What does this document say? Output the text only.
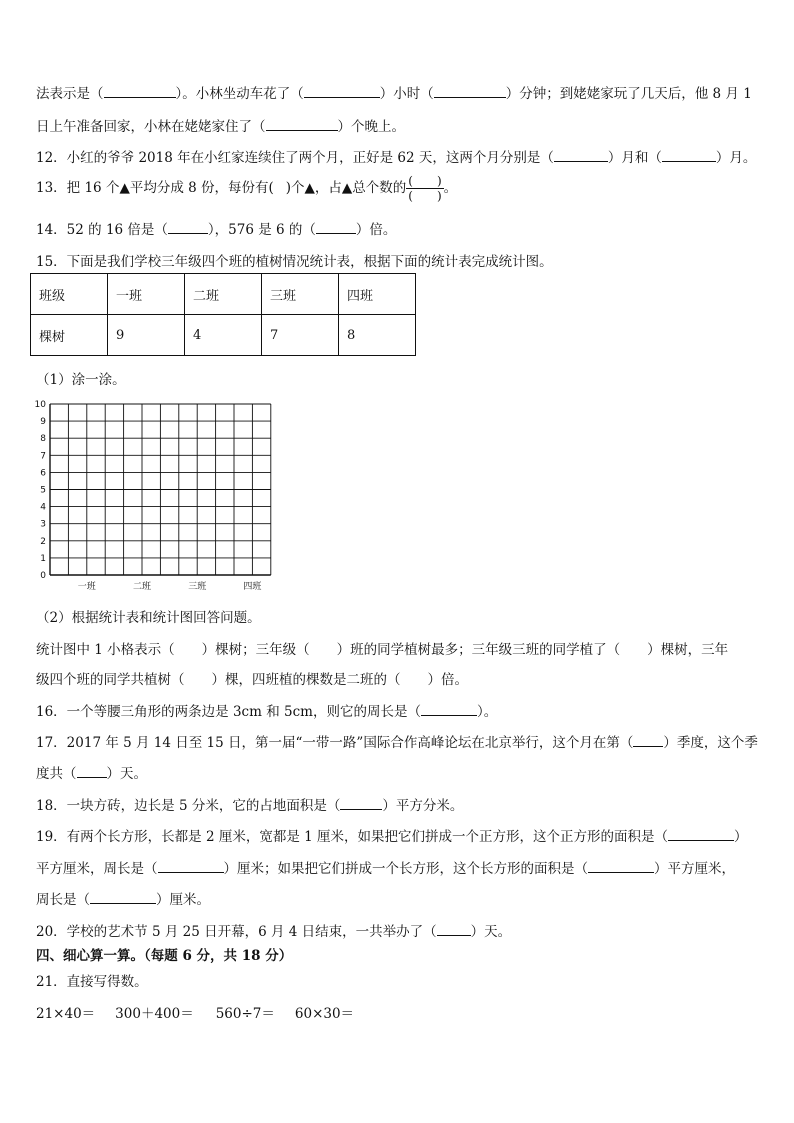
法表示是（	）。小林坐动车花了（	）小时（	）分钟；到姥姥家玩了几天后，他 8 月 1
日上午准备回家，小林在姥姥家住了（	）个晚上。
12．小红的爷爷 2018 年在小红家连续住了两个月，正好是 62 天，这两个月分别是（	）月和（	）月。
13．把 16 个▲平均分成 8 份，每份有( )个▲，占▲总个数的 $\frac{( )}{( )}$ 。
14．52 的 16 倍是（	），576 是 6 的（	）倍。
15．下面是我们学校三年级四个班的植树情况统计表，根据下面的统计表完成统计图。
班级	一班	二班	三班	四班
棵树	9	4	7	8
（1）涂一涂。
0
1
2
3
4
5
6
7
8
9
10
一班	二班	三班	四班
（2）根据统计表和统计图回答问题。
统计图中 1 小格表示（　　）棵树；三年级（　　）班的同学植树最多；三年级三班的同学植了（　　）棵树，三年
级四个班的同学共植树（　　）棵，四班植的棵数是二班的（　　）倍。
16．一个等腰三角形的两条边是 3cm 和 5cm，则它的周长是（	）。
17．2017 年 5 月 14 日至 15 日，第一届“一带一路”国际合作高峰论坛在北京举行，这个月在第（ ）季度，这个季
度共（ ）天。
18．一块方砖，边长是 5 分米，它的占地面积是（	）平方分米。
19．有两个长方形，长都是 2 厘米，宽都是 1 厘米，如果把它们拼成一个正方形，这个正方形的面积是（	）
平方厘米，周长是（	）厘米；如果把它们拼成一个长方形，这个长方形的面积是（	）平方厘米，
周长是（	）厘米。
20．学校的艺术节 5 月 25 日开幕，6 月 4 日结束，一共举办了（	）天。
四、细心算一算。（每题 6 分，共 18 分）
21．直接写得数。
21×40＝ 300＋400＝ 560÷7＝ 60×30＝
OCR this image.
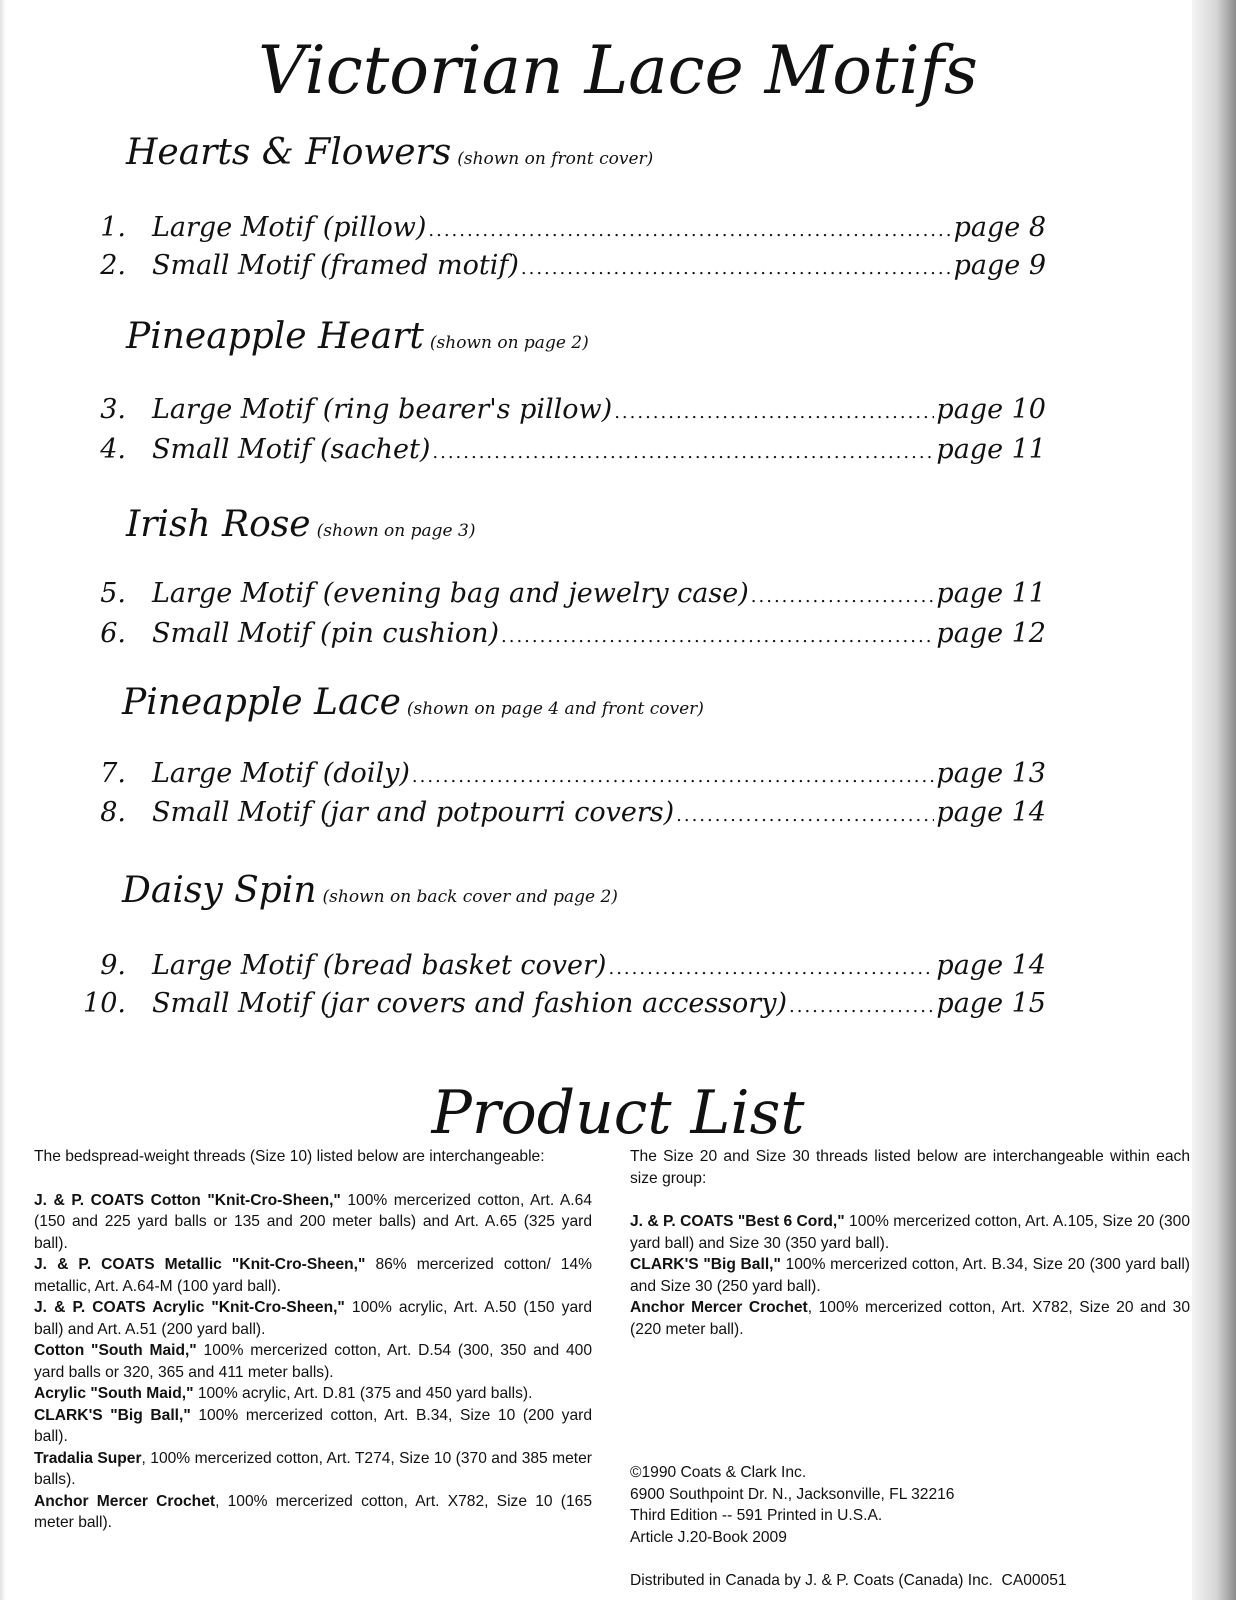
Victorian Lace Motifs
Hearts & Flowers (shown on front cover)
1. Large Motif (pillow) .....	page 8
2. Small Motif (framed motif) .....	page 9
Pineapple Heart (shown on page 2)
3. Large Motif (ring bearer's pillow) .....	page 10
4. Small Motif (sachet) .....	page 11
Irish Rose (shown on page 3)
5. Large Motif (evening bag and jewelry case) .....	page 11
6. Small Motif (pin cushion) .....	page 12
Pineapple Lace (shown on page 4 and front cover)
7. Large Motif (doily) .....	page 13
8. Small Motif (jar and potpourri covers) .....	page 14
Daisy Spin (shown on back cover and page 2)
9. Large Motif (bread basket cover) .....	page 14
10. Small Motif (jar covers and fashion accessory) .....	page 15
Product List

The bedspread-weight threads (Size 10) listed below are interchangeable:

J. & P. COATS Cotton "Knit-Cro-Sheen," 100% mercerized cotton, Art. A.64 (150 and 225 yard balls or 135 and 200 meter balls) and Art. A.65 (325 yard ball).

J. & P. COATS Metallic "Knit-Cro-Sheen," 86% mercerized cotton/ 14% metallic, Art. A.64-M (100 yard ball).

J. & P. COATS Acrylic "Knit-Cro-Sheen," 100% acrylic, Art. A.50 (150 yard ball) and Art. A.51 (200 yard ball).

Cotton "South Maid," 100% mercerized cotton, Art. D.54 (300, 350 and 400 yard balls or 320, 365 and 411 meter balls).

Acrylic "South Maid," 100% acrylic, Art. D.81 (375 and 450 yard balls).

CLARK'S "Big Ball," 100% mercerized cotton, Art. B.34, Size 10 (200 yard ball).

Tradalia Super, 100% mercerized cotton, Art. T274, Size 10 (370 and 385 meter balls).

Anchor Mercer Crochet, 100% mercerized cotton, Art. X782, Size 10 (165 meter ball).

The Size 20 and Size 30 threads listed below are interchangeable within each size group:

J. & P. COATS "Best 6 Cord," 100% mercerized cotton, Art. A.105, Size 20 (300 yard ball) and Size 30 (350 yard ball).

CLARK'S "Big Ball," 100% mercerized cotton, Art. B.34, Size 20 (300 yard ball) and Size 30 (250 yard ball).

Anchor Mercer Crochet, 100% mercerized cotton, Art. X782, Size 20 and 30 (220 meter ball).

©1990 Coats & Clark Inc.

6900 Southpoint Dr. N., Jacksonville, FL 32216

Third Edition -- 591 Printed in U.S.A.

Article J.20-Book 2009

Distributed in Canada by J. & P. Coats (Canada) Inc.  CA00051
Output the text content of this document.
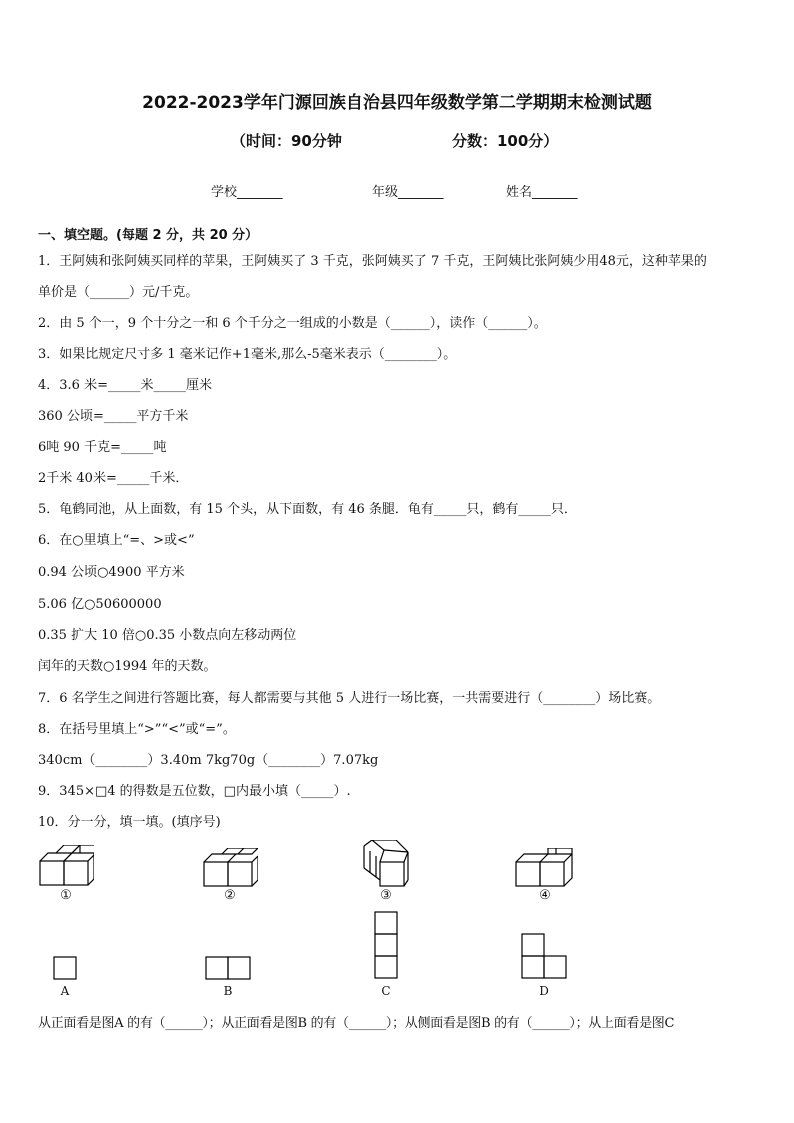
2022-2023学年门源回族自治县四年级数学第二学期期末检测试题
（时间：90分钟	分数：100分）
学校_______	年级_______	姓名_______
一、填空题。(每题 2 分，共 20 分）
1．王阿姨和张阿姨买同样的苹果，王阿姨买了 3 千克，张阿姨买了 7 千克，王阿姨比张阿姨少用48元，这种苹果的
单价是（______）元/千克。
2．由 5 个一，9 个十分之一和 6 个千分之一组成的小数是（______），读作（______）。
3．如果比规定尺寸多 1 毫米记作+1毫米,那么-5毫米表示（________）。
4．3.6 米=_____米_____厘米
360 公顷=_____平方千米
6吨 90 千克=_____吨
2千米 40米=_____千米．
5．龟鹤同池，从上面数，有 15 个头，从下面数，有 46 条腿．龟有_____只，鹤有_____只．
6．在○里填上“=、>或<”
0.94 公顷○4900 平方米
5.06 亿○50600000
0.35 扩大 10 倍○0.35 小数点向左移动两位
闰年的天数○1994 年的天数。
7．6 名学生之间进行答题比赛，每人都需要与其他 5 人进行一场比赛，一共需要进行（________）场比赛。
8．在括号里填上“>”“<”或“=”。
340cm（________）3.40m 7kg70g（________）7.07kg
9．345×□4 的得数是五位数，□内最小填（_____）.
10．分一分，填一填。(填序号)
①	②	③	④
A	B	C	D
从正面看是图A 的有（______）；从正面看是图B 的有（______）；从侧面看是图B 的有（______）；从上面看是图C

━━━━━━

__WRITTEN PROBLEM__
Pull every line containing "Size" from the material above.

__EXPECTED ANSWER__
The bedspread-weight threads (Size 10) listed below are interchangeable:
CLARK'S "Big Ball," 100% mercerized cotton, Art. B.34, Size 10 (200 yard ball).
Tradalia Super, 100% mercerized cotton, Art. T274, Size 10 (370 and 385 meter balls).
Anchor Mercer Crochet, 100% mercerized cotton, Art. X782, Size 10 (165 meter ball).
The Size 20 and Size 30 threads listed below are interchangeable within each size group:
J. & P. COATS "Best 6 Cord," 100% mercerized cotton, Art. A.105, Size 20 (300 yard ball) and Size 30 (350 yard ball).
CLARK'S "Big Ball," 100% mercerized cotton, Art. B.34, Size 20 (300 yard ball) and Size 30 (250 yard ball).
Anchor Mercer Crochet, 100% mercerized cotton, Art. X782, Size 20 and 30 (220 meter ball).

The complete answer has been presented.